===== Record extracts

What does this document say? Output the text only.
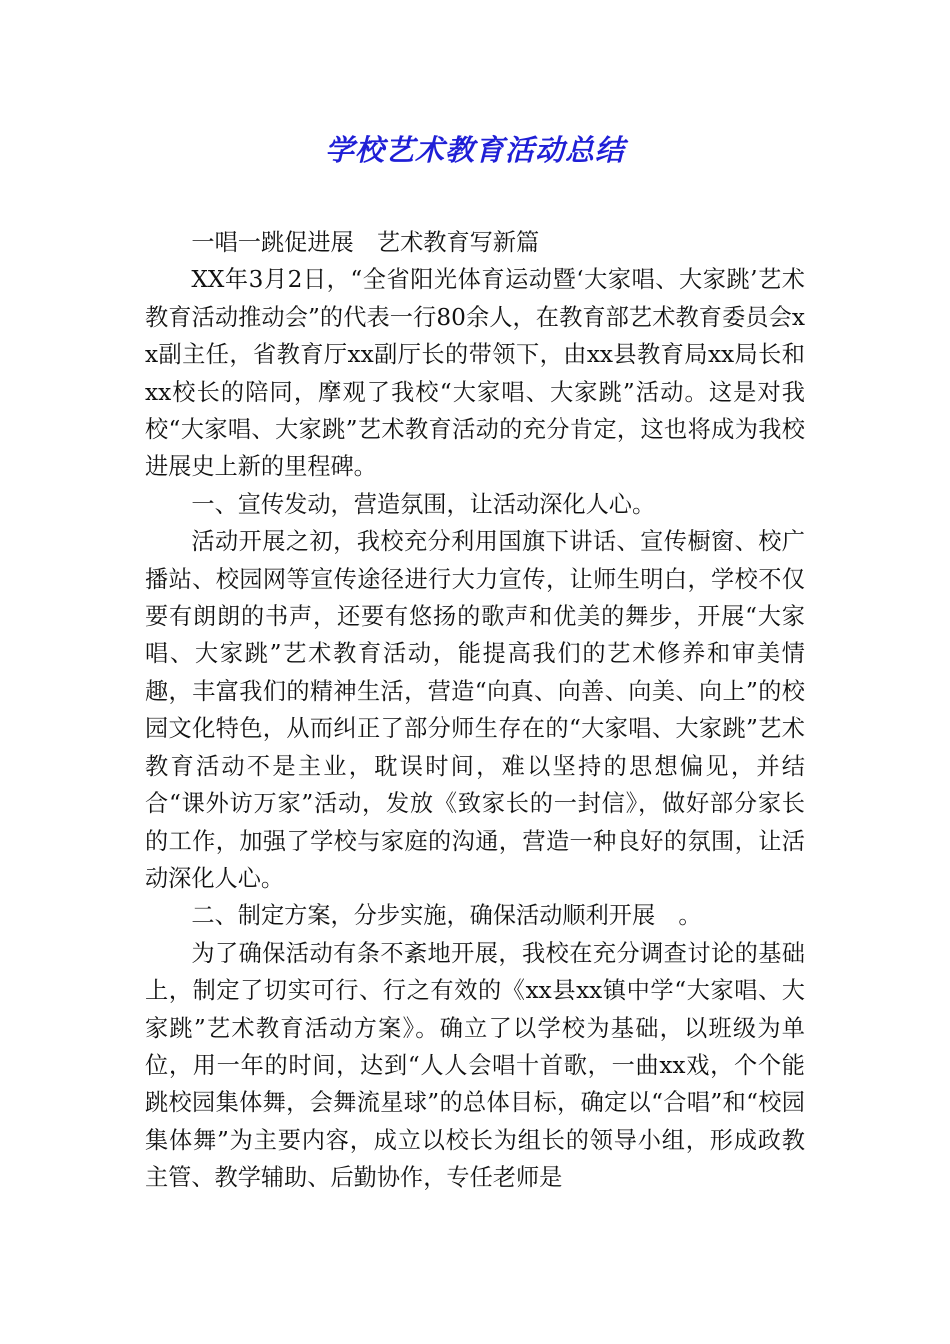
学校艺术教育活动总结

一唱一跳促进展　艺术教育写新篇

XX年3月2日，“全省阳光体育运动暨‘大家唱、大家跳’艺术教育活动推动会”的代表一行80余人，在教育部艺术教育委员会xx副主任，省教育厅xx副厅长的带领下，由xx县教育局xx局长和xx校长的陪同，摩观了我校“大家唱、大家跳”活动。这是对我校“大家唱、大家跳”艺术教育活动的充分肯定，这也将成为我校进展史上新的里程碑。

一、宣传发动，营造氛围，让活动深化人心。

活动开展之初，我校充分利用国旗下讲话、宣传橱窗、校广播站、校园网等宣传途径进行大力宣传，让师生明白，学校不仅要有朗朗的书声，还要有悠扬的歌声和优美的舞步，开展“大家唱、大家跳”艺术教育活动，能提高我们的艺术修养和审美情趣，丰富我们的精神生活，营造“向真、向善、向美、向上”的校园文化特色，从而纠正了部分师生存在的“大家唱、大家跳”艺术教育活动不是主业，耽误时间，难以坚持的思想偏见，并结合“课外访万家”活动，发放《致家长的一封信》，做好部分家长的工作，加强了学校与家庭的沟通，营造一种良好的氛围，让活动深化人心。

二、制定方案，分步实施，确保活动顺利开展　。

为了确保活动有条不紊地开展，我校在充分调查讨论的基础上，制定了切实可行、行之有效的《xx县xx镇中学“大家唱、大家跳”艺术教育活动方案》。确立了以学校为基础，以班级为单位，用一年的时间，达到“人人会唱十首歌，一曲xx戏，个个能跳校园集体舞，会舞流星球”的总体目标，确定以“合唱”和“校园集体舞”为主要内容，成立以校长为组长的领导小组，形成政教主管、教学辅助、后勤协作，专任老师是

==========

— Your instructions —
Write out the material above again, word for word, minus its pictures.

— Correct output —
What does this document say? Output the text only.
学校艺术教育活动总结

一唱一跳促进展　艺术教育写新篇

XX年3月2日，“全省阳光体育运动暨‘大家唱、大家跳’艺术教育活动推动会”的代表一行80余人，在教育部艺术教育委员会xx副主任，省教育厅xx副厅长的带领下，由xx县教育局xx局长和xx校长的陪同，摩观了我校“大家唱、大家跳”活动。这是对我校“大家唱、大家跳”艺术教育活动的充分肯定，这也将成为我校进展史上新的里程碑。

一、宣传发动，营造氛围，让活动深化人心。

活动开展之初，我校充分利用国旗下讲话、宣传橱窗、校广播站、校园网等宣传途径进行大力宣传，让师生明白，学校不仅要有朗朗的书声，还要有悠扬的歌声和优美的舞步，开展“大家唱、大家跳”艺术教育活动，能提高我们的艺术修养和审美情趣，丰富我们的精神生活，营造“向真、向善、向美、向上”的校园文化特色，从而纠正了部分师生存在的“大家唱、大家跳”艺术教育活动不是主业，耽误时间，难以坚持的思想偏见，并结合“课外访万家”活动，发放《致家长的一封信》，做好部分家长的工作，加强了学校与家庭的沟通，营造一种良好的氛围，让活动深化人心。

二、制定方案，分步实施，确保活动顺利开展　。

为了确保活动有条不紊地开展，我校在充分调查讨论的基础上，制定了切实可行、行之有效的《xx县xx镇中学“大家唱、大家跳”艺术教育活动方案》。确立了以学校为基础，以班级为单位，用一年的时间，达到“人人会唱十首歌，一曲xx戏，个个能跳校园集体舞，会舞流星球”的总体目标，确定以“合唱”和“校园集体舞”为主要内容，成立以校长为组长的领导小组，形成政教主管、教学辅助、后勤协作，专任老师是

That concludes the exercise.